Requirements: Find the lines that hold the word "documento" and return them.

Exercise inputs:
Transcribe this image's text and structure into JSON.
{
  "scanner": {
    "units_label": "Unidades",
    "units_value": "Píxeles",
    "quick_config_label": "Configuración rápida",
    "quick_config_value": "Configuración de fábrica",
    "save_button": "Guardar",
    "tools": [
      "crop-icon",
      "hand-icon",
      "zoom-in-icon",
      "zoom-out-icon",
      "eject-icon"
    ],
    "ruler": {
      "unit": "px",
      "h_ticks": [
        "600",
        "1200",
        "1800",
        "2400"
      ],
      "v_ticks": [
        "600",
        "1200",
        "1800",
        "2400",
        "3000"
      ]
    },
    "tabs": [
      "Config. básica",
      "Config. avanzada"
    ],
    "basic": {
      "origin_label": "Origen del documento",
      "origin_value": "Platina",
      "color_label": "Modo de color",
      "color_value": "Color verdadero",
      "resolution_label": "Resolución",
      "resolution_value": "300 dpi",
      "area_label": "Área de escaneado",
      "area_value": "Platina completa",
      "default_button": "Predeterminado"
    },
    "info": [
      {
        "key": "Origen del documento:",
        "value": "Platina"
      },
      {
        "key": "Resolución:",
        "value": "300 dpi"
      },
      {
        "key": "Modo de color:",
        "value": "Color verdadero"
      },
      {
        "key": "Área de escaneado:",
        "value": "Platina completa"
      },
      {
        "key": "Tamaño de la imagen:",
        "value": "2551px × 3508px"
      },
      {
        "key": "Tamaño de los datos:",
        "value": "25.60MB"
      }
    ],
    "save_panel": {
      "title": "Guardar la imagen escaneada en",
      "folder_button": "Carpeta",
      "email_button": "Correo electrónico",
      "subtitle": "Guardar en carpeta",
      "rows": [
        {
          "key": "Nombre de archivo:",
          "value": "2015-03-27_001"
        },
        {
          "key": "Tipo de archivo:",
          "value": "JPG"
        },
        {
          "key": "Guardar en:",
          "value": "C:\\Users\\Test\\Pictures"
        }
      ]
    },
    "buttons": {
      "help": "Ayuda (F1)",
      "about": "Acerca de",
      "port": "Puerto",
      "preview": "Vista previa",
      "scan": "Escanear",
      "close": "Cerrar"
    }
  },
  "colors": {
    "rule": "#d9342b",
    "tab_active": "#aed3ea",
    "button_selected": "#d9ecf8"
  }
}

Exercise output:
      "origin_label": "Origen del documento",
        "key": "Origen del documento:",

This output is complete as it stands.